> **TASK PROMPT**: Copy each line below in which the string "good" occurs.

> **GIVEN RECORDS**:
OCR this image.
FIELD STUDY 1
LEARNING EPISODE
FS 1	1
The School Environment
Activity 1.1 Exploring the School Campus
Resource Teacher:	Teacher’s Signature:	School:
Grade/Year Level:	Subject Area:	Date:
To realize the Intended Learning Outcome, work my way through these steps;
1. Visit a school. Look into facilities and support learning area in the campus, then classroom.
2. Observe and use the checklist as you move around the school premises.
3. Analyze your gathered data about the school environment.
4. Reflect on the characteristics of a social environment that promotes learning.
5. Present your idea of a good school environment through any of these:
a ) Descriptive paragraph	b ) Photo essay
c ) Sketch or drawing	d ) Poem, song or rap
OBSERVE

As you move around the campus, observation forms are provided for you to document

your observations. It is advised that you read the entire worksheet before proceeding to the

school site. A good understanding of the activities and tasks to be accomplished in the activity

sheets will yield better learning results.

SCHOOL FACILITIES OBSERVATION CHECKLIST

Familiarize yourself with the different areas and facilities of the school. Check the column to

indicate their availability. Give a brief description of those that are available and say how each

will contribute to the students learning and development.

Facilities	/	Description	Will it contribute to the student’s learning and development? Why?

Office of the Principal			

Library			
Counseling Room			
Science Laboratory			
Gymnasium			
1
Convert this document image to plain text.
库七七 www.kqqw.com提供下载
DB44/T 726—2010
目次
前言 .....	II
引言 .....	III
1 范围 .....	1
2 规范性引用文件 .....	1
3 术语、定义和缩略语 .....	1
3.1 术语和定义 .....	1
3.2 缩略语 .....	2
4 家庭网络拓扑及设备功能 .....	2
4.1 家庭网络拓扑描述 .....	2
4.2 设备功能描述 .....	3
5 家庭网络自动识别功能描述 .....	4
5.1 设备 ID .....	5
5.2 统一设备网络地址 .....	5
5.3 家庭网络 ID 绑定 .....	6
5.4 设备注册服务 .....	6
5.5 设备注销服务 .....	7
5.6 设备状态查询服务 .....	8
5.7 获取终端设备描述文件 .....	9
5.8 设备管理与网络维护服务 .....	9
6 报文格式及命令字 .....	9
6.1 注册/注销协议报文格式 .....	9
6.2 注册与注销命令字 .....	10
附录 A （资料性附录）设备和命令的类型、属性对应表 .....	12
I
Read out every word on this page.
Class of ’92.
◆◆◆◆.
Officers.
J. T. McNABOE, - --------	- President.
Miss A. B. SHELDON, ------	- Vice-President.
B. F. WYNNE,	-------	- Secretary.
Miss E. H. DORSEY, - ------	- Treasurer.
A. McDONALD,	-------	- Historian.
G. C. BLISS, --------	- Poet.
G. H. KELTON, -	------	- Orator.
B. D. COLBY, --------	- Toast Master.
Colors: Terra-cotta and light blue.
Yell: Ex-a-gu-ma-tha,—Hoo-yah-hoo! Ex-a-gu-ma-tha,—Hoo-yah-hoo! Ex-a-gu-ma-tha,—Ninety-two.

> **FINAL ANSWER**:
5. Present your idea of a good school environment through any of these:
school site. A good understanding of the activities and tasks to be accomplished in the activity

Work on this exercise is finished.